练习说明:
在这篇 PySpark 随机森林分类文章的代码中，找出所有用 import ... as 起的别名，并写出每个别名对应的模块。

====== 展示文本

ML 其他功能(二)

分类

使用RandomForestClassfier来模拟生存机会

from pyspark.sql import SparkSession
import pyspark.sql.functions as func
from pyspark.ml import Pipeline
import pyspark.sql.types as typ
import pyspark.ml.classification as cl
import pyspark.ml.feature as ft
spark = SparkSession.builder.master('local').appName('RandomForest').getOrCreate()
labels = [
    ('INFANT_ALIVE_AT_REPORT', typ.IntegerType()),
    ('BIRTH_PLACE', typ.StringType()),
    ('MOTHER_AGE_YEARS', typ.IntegerType()),
    ('FATHER_COMBINED_AGE', typ.IntegerType()),
    ('CIG_BEFORE', typ.IntegerType()),
    ('CIG_1_TRI', typ.IntegerType()),
    ('CIG_2_TRI', typ.IntegerType()),
    ('CIG_3_TRI', typ.IntegerType()),
    ('MOTHER_HEIGHT_IN', typ.IntegerType()),
    ('MOTHER_PRE_WEIGHT', typ.IntegerType()),
    ('MOTHER_DELIVERY_WEIGHT', typ.IntegerType()),
    ('MOTHER_WEIGHT_GAIN', typ.IntegerType()),
    ('DIABETES_PRE', typ.IntegerType()),
    ('DIABETES_GEST', typ.IntegerType()),
    ('HYP_TENS_PRE', typ.IntegerType()),
    ('HYP_TENS_GEST', typ.IntegerType()),
    ('PREV_BIRTH_PRETERM', typ.IntegerType())
]
schema = typ.StructType([
    typ.StructField(e[0], e[1], False) for e in labels
])
births = spark.read.csv('file:///Program Files/Pyproject/pyspark/data/births_transformed.csv.gz',
                       header=True,
                       schema=schema)

============
====== 给定条目

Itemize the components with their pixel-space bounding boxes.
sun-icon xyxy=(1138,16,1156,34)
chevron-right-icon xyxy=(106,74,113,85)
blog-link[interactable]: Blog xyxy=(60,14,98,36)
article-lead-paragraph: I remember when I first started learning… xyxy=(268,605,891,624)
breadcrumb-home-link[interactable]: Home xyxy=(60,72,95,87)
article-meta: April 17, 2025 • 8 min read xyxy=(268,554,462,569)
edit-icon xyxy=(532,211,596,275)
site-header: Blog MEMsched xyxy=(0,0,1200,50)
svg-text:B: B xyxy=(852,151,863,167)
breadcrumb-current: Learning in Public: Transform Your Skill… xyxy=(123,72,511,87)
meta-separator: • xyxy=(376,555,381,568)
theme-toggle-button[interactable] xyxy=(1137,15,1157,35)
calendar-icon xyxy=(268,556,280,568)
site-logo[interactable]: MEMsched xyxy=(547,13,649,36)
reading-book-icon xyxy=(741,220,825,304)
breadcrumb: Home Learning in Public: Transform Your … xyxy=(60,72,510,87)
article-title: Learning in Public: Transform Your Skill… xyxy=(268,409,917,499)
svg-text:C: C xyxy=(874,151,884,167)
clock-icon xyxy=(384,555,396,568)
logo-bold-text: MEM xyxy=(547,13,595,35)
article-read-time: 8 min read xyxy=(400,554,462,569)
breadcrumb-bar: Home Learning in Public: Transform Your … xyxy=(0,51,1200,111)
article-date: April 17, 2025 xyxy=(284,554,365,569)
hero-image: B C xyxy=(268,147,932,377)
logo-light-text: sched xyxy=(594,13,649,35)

============
====== 给定条目

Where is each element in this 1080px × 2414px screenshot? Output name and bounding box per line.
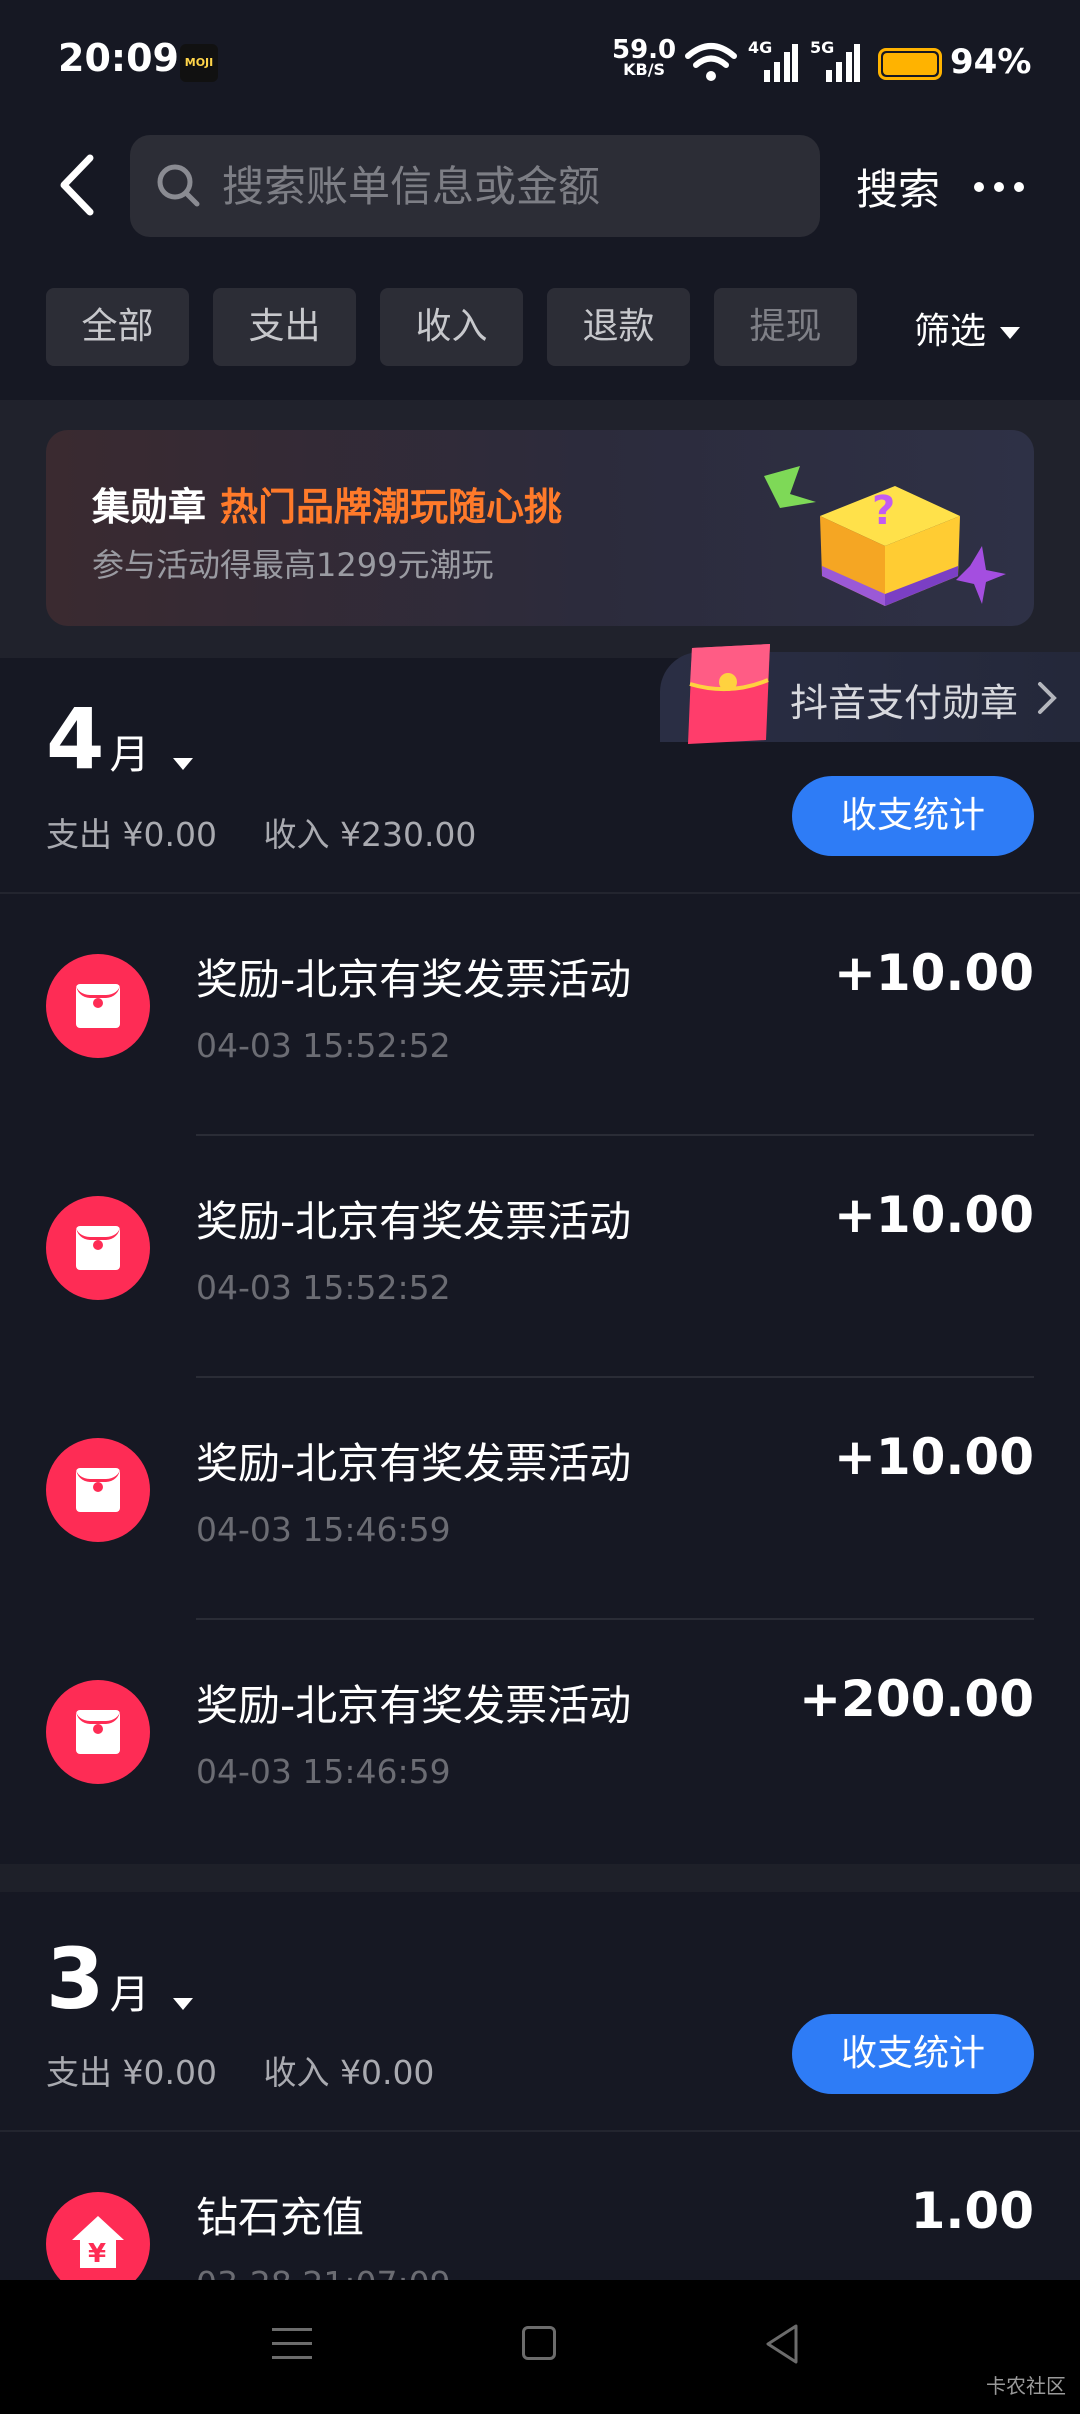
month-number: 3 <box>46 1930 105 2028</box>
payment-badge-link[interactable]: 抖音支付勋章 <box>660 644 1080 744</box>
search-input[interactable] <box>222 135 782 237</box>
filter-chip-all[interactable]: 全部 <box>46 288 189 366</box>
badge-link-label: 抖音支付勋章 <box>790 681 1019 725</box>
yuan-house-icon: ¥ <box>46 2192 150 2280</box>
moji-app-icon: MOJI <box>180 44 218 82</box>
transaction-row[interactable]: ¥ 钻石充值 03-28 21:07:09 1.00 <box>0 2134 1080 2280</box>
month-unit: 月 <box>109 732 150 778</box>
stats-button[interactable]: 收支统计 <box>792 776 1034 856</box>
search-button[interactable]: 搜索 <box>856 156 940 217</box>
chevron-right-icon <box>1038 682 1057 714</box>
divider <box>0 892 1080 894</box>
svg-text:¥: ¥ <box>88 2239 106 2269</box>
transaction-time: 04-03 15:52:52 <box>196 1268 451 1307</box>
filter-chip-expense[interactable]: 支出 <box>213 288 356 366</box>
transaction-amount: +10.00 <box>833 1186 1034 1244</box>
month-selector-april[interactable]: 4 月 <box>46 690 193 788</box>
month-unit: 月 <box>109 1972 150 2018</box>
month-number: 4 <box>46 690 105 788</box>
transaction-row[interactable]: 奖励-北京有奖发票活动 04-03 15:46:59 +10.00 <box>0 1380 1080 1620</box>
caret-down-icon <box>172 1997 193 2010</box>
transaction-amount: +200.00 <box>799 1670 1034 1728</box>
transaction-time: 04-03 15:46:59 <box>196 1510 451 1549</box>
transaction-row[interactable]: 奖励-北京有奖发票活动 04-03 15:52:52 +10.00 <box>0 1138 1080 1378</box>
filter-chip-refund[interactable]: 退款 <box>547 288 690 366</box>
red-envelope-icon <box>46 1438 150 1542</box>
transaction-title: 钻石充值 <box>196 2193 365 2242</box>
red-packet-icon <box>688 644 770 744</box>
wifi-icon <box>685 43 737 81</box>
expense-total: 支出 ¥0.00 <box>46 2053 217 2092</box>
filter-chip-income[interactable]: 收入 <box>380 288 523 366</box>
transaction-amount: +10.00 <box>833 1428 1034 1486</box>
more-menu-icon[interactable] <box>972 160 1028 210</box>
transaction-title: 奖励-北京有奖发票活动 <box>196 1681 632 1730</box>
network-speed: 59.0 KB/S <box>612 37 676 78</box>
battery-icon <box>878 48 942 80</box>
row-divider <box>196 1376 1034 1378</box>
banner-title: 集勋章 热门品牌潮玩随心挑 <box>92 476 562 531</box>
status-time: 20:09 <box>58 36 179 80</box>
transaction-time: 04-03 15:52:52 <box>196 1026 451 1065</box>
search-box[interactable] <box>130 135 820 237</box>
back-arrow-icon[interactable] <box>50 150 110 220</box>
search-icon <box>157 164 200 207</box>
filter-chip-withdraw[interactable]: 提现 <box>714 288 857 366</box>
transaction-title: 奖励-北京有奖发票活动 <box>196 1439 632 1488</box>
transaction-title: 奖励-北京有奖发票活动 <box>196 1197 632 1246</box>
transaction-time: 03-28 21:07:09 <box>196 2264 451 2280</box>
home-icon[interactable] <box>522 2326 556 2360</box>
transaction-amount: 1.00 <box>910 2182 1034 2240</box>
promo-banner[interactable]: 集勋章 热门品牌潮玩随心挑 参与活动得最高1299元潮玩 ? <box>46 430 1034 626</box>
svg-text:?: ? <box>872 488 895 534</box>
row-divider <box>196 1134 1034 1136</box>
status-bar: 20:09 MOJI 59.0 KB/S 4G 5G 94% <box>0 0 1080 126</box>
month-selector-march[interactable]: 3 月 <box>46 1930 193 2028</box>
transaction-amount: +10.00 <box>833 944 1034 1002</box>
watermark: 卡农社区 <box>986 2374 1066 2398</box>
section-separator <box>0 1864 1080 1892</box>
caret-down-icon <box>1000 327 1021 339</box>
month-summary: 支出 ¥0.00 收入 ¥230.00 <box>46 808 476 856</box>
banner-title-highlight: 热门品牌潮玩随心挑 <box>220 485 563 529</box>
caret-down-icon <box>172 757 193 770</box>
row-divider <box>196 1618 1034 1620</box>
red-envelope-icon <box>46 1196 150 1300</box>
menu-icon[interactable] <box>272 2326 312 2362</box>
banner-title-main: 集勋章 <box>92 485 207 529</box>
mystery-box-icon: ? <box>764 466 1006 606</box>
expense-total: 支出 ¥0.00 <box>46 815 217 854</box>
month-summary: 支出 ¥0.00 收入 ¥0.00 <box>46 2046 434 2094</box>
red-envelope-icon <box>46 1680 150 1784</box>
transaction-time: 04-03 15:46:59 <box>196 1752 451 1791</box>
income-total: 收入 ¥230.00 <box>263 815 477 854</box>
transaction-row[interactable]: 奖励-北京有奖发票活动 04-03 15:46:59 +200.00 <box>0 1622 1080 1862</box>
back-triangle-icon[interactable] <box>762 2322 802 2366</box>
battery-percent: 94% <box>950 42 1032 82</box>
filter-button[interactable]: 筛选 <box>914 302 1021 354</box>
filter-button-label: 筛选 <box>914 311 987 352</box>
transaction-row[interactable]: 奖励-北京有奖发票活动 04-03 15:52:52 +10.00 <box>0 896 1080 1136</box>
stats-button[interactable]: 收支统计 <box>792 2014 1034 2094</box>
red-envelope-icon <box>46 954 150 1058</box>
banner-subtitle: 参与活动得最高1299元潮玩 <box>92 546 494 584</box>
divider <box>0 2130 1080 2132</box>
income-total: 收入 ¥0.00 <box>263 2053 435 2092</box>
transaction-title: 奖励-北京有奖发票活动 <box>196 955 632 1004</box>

============

题目解答:
func：pyspark.sql.functions
typ：pyspark.sql.types
cl：pyspark.ml.classification
ft：pyspark.ml.feature